__Task prompt__: State how many lines of the records contain the string "trust", and give no other information.

○ ○ ○ ○

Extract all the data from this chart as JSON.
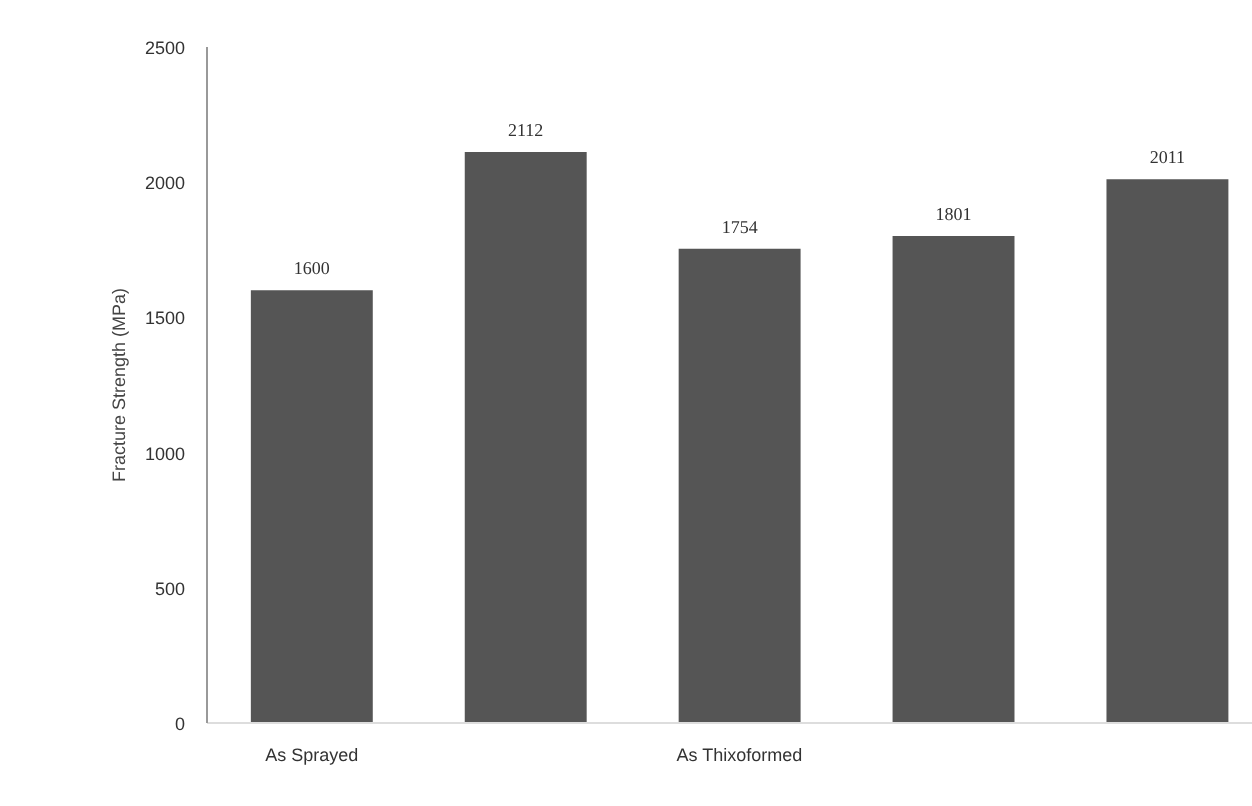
{
  "chart_data": {
    "type": "bar",
    "ylabel": "Fracture Strength (MPa)",
    "categories": [
      "As Sprayed",
      null,
      "As Thixoformed",
      null,
      null
    ],
    "values": [
      1600,
      2112,
      1754,
      1801,
      2011
    ],
    "color": "#555555",
    "ylim": [
      0,
      2500
    ],
    "yticks": [
      0,
      500,
      1000,
      1500,
      2000,
      2500
    ],
    "grid": false,
    "data_labels": true
  }
}
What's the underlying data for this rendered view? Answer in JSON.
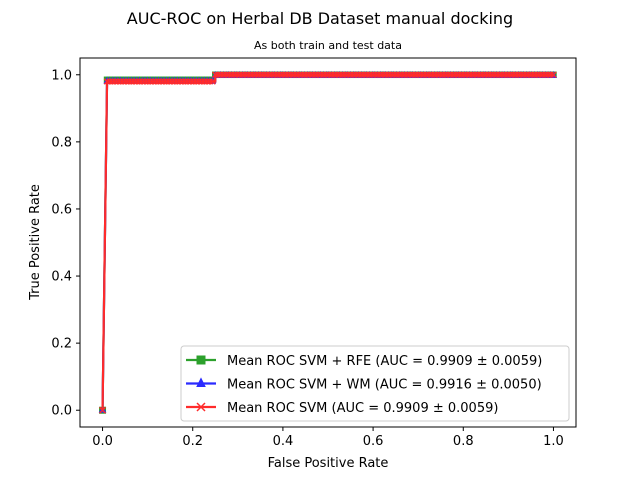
{
  "chart_data": {
    "type": "line",
    "title": "AUC-ROC on Herbal DB Dataset manual docking",
    "subtitle": "As both train and test data",
    "xlabel": "False Positive Rate",
    "ylabel": "True Positive Rate",
    "xlim": [
      -0.05,
      1.05
    ],
    "ylim": [
      -0.05,
      1.05
    ],
    "xticks": [
      0.0,
      0.2,
      0.4,
      0.6,
      0.8,
      1.0
    ],
    "yticks": [
      0.0,
      0.2,
      0.4,
      0.6,
      0.8,
      1.0
    ],
    "xtick_labels": [
      "0.0",
      "0.2",
      "0.4",
      "0.6",
      "0.8",
      "1.0"
    ],
    "ytick_labels": [
      "0.0",
      "0.2",
      "0.4",
      "0.6",
      "0.8",
      "1.0"
    ],
    "grid": false,
    "legend_position": "lower-right",
    "series": [
      {
        "name": "Mean ROC SVM + RFE (AUC = 0.9909 ± 0.0059)",
        "color": "#2ca02c",
        "marker": "square",
        "x": [
          0.0,
          0.01,
          0.25,
          1.0
        ],
        "y": [
          0.0,
          0.985,
          1.0,
          1.0
        ]
      },
      {
        "name": "Mean ROC SVM + WM (AUC = 0.9916 ± 0.0050)",
        "color": "#2b2bff",
        "marker": "triangle",
        "x": [
          0.0,
          0.01,
          0.25,
          1.0
        ],
        "y": [
          0.0,
          0.98,
          0.997,
          0.997
        ]
      },
      {
        "name": "Mean ROC SVM (AUC = 0.9909 ± 0.0059)",
        "color": "#ff2b2b",
        "marker": "x",
        "x": [
          0.0,
          0.01,
          0.25,
          1.0
        ],
        "y": [
          0.0,
          0.98,
          1.0,
          1.0
        ]
      }
    ]
  }
}
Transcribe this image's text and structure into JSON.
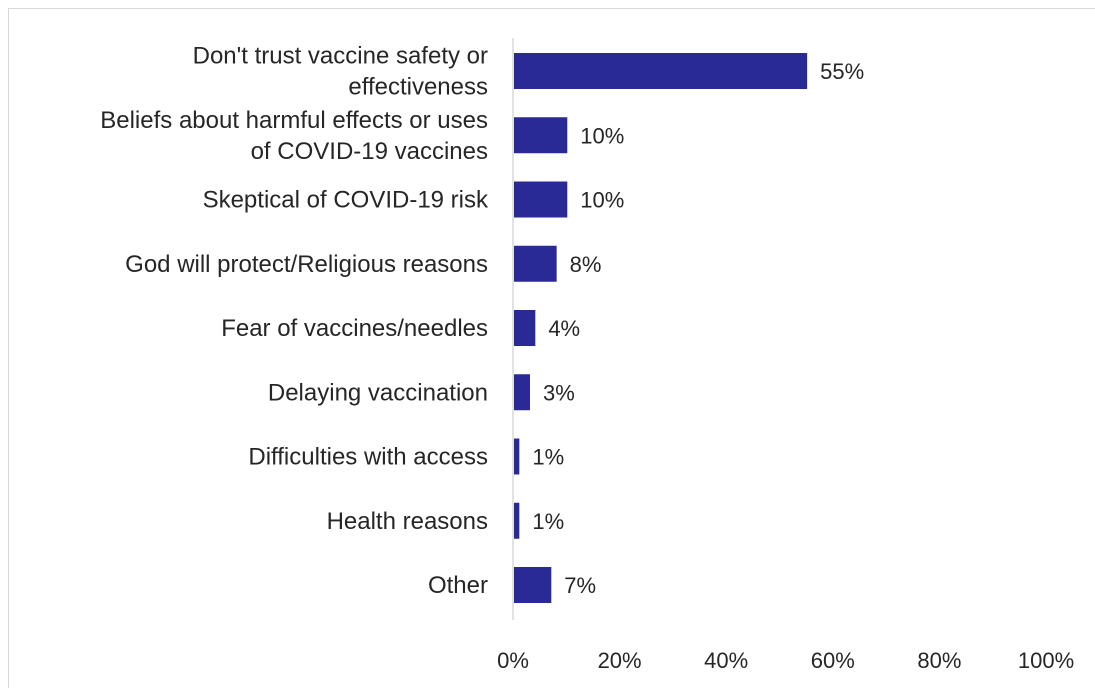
{
  "chart_data": {
    "type": "bar",
    "orientation": "horizontal",
    "categories": [
      "Don't trust vaccine safety or effectiveness",
      "Beliefs about harmful effects or uses of COVID-19 vaccines",
      "Skeptical of COVID-19 risk",
      "God will protect/Religious reasons",
      "Fear of vaccines/needles",
      "Delaying vaccination",
      "Difficulties with access",
      "Health reasons",
      "Other"
    ],
    "category_label_lines": [
      [
        "Don't trust vaccine safety or",
        "effectiveness"
      ],
      [
        "Beliefs about harmful effects or uses",
        "of COVID-19 vaccines"
      ],
      [
        "Skeptical of COVID-19 risk"
      ],
      [
        "God will protect/Religious reasons"
      ],
      [
        "Fear of vaccines/needles"
      ],
      [
        "Delaying vaccination"
      ],
      [
        "Difficulties with access"
      ],
      [
        "Health reasons"
      ],
      [
        "Other"
      ]
    ],
    "values": [
      55,
      10,
      10,
      8,
      4,
      3,
      1,
      1,
      7
    ],
    "data_labels": [
      "55%",
      "10%",
      "10%",
      "8%",
      "4%",
      "3%",
      "1%",
      "1%",
      "7%"
    ],
    "xlim": [
      0,
      100
    ],
    "x_ticks": [
      0,
      20,
      40,
      60,
      80,
      100
    ],
    "x_tick_labels": [
      "0%",
      "20%",
      "40%",
      "60%",
      "80%",
      "100%"
    ],
    "title": "",
    "xlabel": "",
    "ylabel": "",
    "grid": false,
    "legend": "none",
    "bar_color": "#2a2a96",
    "axis_color": "#d9d9d9",
    "text_color": "#262626"
  }
}
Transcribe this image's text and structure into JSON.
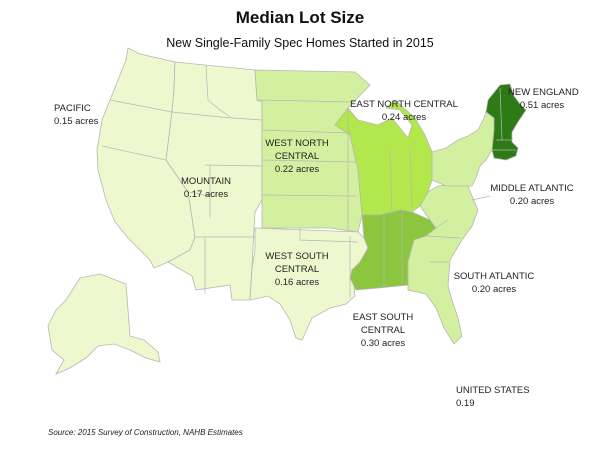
{
  "title": "Median Lot Size",
  "subtitle": "New Single-Family Spec Homes Started in 2015",
  "source": "Source: 2015 Survey of Construction, NAHB Estimates",
  "colors": {
    "light": "#eef8cf",
    "lightGreen": "#d3f0a0",
    "mediumGreen": "#b2e84c",
    "green": "#8bc63e",
    "darkGreen": "#2e7a14",
    "stateLine": "#b7b7b7"
  },
  "regions": [
    {
      "id": "pacific",
      "name": "PACIFIC",
      "value": "0.15 acres",
      "color": "#eef8cf"
    },
    {
      "id": "mountain",
      "name": "MOUNTAIN",
      "value": "0.17 acres",
      "color": "#eef8cf"
    },
    {
      "id": "west-north-central",
      "name": "WEST NORTH\nCENTRAL",
      "value": "0.22 acres",
      "color": "#d3f0a0"
    },
    {
      "id": "east-north-central",
      "name": "EAST NORTH CENTRAL",
      "value": "0.24 acres",
      "color": "#b2e84c"
    },
    {
      "id": "new-england",
      "name": "NEW ENGLAND",
      "value": "0.51 acres",
      "color": "#2e7a14"
    },
    {
      "id": "middle-atlantic",
      "name": "MIDDLE ATLANTIC",
      "value": "0.20 acres",
      "color": "#d3f0a0"
    },
    {
      "id": "south-atlantic",
      "name": "SOUTH ATLANTIC",
      "value": "0.20 acres",
      "color": "#d3f0a0"
    },
    {
      "id": "east-south-central",
      "name": "EAST SOUTH\nCENTRAL",
      "value": "0.30 acres",
      "color": "#8bc63e"
    },
    {
      "id": "west-south-central",
      "name": "WEST SOUTH\nCENTRAL",
      "value": "0.16 acres",
      "color": "#eef8cf"
    }
  ],
  "national": {
    "name": "UNITED STATES",
    "value": "0.19"
  }
}
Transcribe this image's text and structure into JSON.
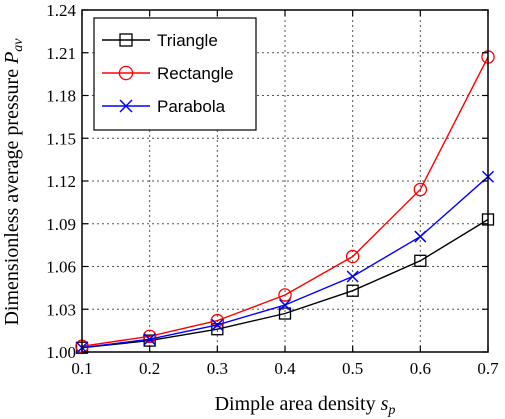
{
  "chart_data": {
    "type": "line",
    "x": [
      0.1,
      0.2,
      0.3,
      0.4,
      0.5,
      0.6,
      0.7
    ],
    "xticks": [
      "0.1",
      "0.2",
      "0.3",
      "0.4",
      "0.5",
      "0.6",
      "0.7"
    ],
    "yticks": [
      "1.00",
      "1.03",
      "1.06",
      "1.09",
      "1.12",
      "1.15",
      "1.18",
      "1.21",
      "1.24"
    ],
    "xlim": [
      0.1,
      0.7
    ],
    "ylim": [
      1.0,
      1.24
    ],
    "xlabel": {
      "text": "Dimple area density ",
      "symbol": "s",
      "subscript": "p"
    },
    "ylabel": {
      "text": "Dimensionless average pressure ",
      "symbol": "P",
      "subscript": "av"
    },
    "grid": true,
    "legend_position": "top-left",
    "series": [
      {
        "name": "Triangle",
        "color": "#000000",
        "marker": "square",
        "values": [
          1.003,
          1.008,
          1.016,
          1.027,
          1.043,
          1.064,
          1.093
        ]
      },
      {
        "name": "Rectangle",
        "color": "#ff0000",
        "marker": "circle",
        "values": [
          1.004,
          1.011,
          1.022,
          1.04,
          1.067,
          1.114,
          1.207
        ]
      },
      {
        "name": "Parabola",
        "color": "#0000ff",
        "marker": "x",
        "values": [
          1.003,
          1.009,
          1.019,
          1.033,
          1.053,
          1.081,
          1.123
        ]
      }
    ]
  }
}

○ ○ ○ ○

__Worked solution__: 2